--- BEGIN SELECTED EXTRACT ---

Sometimes I run with music, other times not - just depends on my mood, though strangely I do find it easier to run to music.  I don't run with water though.  I don't think I'm out long enough at the moment for it to matter too much, so I just make sure I have a good glug when I get home.  Only thing I do do religiously is wear my Garmin, and record literally every nugget of info I can glean from it after each run to see how I'm progressing. 

My advise - start out slow and build up gently, it's working for me.

Best of luck!

Edited: 16/04/2009 at 15:56
16/04/2009 at 17:00

Hi, you should be fine to achieve that goal for October! Good luck!

I am debating doing a 10k in July, but have only run as far as 5k maximum in the past so I am a little unsure! I am not what is known as a "natural" runner and there are times I really do struggle even on short runs and so I am going to really give it a try in the forthcoming weeks. Especially since the weather is improving! I agree with SuperDuff - starting out slow and building up slowly is the best thing!!

I personally run without music most of the time if i am outside - i find it too much of a dsitraction from cars / pedestrians / dogs etc if I take my iPod. Inside though I always listen to music on the treadmill - otherwise I find it much too boring!

--- END SELECTED EXTRACT ---
--- BEGIN INFORMATION SUPPLIED ---

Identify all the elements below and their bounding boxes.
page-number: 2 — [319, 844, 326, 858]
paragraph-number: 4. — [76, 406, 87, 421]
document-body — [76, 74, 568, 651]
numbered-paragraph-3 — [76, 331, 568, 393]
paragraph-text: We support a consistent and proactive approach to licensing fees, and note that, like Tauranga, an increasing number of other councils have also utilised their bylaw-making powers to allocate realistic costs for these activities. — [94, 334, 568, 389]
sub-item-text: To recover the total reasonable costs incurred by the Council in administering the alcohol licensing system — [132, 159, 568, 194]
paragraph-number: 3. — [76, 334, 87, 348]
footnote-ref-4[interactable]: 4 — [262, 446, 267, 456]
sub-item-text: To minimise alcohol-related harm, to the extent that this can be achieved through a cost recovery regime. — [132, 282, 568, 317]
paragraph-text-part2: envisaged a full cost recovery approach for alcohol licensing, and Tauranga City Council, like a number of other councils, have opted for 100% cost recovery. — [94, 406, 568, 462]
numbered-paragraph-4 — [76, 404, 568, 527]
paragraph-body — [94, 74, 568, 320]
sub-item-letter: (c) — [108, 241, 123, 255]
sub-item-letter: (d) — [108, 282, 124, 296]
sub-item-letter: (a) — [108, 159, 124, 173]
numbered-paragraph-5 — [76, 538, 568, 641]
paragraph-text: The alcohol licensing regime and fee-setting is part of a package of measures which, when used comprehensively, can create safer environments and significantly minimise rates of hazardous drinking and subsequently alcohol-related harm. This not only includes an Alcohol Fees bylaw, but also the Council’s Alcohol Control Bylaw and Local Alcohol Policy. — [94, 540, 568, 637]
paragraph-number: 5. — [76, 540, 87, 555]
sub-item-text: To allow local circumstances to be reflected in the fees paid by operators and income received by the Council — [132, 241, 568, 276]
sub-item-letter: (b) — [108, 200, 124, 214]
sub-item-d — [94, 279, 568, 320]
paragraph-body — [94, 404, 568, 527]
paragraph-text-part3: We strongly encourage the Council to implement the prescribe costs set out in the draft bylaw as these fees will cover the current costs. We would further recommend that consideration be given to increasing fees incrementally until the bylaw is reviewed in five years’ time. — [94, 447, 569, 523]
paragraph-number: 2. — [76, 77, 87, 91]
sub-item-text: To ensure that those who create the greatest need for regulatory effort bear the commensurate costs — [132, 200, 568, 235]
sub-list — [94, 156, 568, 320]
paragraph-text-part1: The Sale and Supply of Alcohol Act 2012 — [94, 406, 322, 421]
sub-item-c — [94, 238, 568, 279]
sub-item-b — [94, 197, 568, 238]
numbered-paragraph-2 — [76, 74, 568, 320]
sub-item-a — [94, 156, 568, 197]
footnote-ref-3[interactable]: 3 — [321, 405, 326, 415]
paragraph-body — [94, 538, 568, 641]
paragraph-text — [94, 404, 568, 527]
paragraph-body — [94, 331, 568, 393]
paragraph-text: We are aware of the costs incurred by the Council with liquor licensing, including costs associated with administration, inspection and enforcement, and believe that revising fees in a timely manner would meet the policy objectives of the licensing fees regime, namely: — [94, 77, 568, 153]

--- END INFORMATION SUPPLIED ---

--- WRITTEN TASKS ---
1. Copy the running forum thread from "I am debating" to "the best thing!!".
2. In the running forum thread, what is the longest distance the poster considering a 10k in July has run before?
3. Continue the running forum thread from its last sentence.

--- RESPONSES TO THE TASKS ---
1.
I am debating doing a 10k in July, but have only run as far as 5k maximum in the past so I am a little unsure! I am not what is known as a "natural" runner and there are times I really do struggle even on short runs and so I am going to really give it a try in the forthcoming weeks. Especially since the weather is improving! I agree with SuperDuff - starting out slow and building up slowly is the best thing!!

2. 5k

3.
16/04/2009 at 17:59
I am new to regular running - I was 22 1/2 stones at my biggest and took up exercise and sensible eating to slim down. I started with swimming, moved on to the gym and I did my first race for life 3 years ago and walked it. The last 2 years I have jogged it but it has been a serious effort and I haven't trained properly at all. I have also done 2 10Kms in terrible times! I did them but they nearly did me in!!! As a result I have taken the bull by the horns and am running the Run to the Beat half marathon in September.
For the first time I am following a running plan and I cannot believe how quickly I am improving. I am also finding that regular running is really helping me in the last stage of my weight-loss and with my fitness. I still need to lose a couple of stones but in spite of this my running is going really well. I am even starting to enjoy it! I have every faith that I will complete my half marathon in September so I definitely think that there is enough time to train for a 5KM in October.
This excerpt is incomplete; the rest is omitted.